→ EXERCISE REQUIREMENTS
Retype all of the entries word for word.
* start EXTRACTED MATERIAL *
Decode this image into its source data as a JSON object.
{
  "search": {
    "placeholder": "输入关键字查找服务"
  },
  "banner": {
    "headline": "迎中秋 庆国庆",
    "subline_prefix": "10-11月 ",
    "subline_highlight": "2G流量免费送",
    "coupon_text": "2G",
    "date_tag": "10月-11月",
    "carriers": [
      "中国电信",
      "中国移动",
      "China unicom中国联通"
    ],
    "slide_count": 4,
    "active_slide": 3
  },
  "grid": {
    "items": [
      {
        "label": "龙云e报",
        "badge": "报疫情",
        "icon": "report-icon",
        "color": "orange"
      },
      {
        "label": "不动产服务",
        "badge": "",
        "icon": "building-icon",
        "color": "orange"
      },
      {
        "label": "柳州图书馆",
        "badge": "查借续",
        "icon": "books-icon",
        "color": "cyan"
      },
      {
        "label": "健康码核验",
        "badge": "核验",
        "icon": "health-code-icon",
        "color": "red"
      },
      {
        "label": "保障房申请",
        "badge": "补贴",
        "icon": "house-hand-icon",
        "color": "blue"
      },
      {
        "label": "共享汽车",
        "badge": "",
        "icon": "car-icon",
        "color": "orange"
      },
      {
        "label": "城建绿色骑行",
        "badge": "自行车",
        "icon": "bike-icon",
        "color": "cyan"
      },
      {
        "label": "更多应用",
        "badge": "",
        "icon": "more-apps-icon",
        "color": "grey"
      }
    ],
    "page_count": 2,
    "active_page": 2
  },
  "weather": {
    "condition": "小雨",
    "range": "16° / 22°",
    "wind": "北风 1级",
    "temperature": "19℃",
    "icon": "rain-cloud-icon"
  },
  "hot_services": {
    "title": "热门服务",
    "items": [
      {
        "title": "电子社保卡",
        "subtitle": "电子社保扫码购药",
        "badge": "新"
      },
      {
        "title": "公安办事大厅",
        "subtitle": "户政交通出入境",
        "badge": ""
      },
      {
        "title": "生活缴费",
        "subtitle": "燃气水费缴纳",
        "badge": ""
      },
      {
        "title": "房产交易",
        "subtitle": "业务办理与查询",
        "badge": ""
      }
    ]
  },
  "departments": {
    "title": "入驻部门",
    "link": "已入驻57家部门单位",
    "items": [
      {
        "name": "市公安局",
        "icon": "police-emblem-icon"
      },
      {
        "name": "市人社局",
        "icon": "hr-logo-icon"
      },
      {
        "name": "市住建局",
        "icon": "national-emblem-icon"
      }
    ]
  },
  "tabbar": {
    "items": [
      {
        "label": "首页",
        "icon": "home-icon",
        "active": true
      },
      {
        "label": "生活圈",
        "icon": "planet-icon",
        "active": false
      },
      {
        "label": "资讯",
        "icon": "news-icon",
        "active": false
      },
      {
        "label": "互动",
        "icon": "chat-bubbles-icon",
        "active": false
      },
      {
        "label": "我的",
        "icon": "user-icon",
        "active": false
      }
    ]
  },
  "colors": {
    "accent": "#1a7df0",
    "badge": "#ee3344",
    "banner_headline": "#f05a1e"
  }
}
* end EXTRACTED MATERIAL *
→ ANSWER TO THE TASK
Decode this image into its source data as a JSON object.
{
  "search": {
    "placeholder": "输入关键字查找服务"
  },
  "banner": {
    "headline": "迎中秋 庆国庆",
    "subline_prefix": "10-11月 ",
    "subline_highlight": "2G流量免费送",
    "coupon_text": "2G",
    "date_tag": "10月-11月",
    "carriers": [
      "中国电信",
      "中国移动",
      "China unicom中国联通"
    ],
    "slide_count": 4,
    "active_slide": 3
  },
  "grid": {
    "items": [
      {
        "label": "龙云e报",
        "badge": "报疫情",
        "icon": "report-icon",
        "color": "orange"
      },
      {
        "label": "不动产服务",
        "badge": "",
        "icon": "building-icon",
        "color": "orange"
      },
      {
        "label": "柳州图书馆",
        "badge": "查借续",
        "icon": "books-icon",
        "color": "cyan"
      },
      {
        "label": "健康码核验",
        "badge": "核验",
        "icon": "health-code-icon",
        "color": "red"
      },
      {
        "label": "保障房申请",
        "badge": "补贴",
        "icon": "house-hand-icon",
        "color": "blue"
      },
      {
        "label": "共享汽车",
        "badge": "",
        "icon": "car-icon",
        "color": "orange"
      },
      {
        "label": "城建绿色骑行",
        "badge": "自行车",
        "icon": "bike-icon",
        "color": "cyan"
      },
      {
        "label": "更多应用",
        "badge": "",
        "icon": "more-apps-icon",
        "color": "grey"
      }
    ],
    "page_count": 2,
    "active_page": 2
  },
  "weather": {
    "condition": "小雨",
    "range": "16° / 22°",
    "wind": "北风 1级",
    "temperature": "19℃",
    "icon": "rain-cloud-icon"
  },
  "hot_services": {
    "title": "热门服务",
    "items": [
      {
        "title": "电子社保卡",
        "subtitle": "电子社保扫码购药",
        "badge": "新"
      },
      {
        "title": "公安办事大厅",
        "subtitle": "户政交通出入境",
        "badge": ""
      },
      {
        "title": "生活缴费",
        "subtitle": "燃气水费缴纳",
        "badge": ""
      },
      {
        "title": "房产交易",
        "subtitle": "业务办理与查询",
        "badge": ""
      }
    ]
  },
  "departments": {
    "title": "入驻部门",
    "link": "已入驻57家部门单位",
    "items": [
      {
        "name": "市公安局",
        "icon": "police-emblem-icon"
      },
      {
        "name": "市人社局",
        "icon": "hr-logo-icon"
      },
      {
        "name": "市住建局",
        "icon": "national-emblem-icon"
      }
    ]
  },
  "tabbar": {
    "items": [
      {
        "label": "首页",
        "icon": "home-icon",
        "active": true
      },
      {
        "label": "生活圈",
        "icon": "planet-icon",
        "active": false
      },
      {
        "label": "资讯",
        "icon": "news-icon",
        "active": false
      },
      {
        "label": "互动",
        "icon": "chat-bubbles-icon",
        "active": false
      },
      {
        "label": "我的",
        "icon": "user-icon",
        "active": false
      }
    ]
  },
  "colors": {
    "accent": "#1a7df0",
    "badge": "#ee3344",
    "banner_headline": "#f05a1e"
  }
}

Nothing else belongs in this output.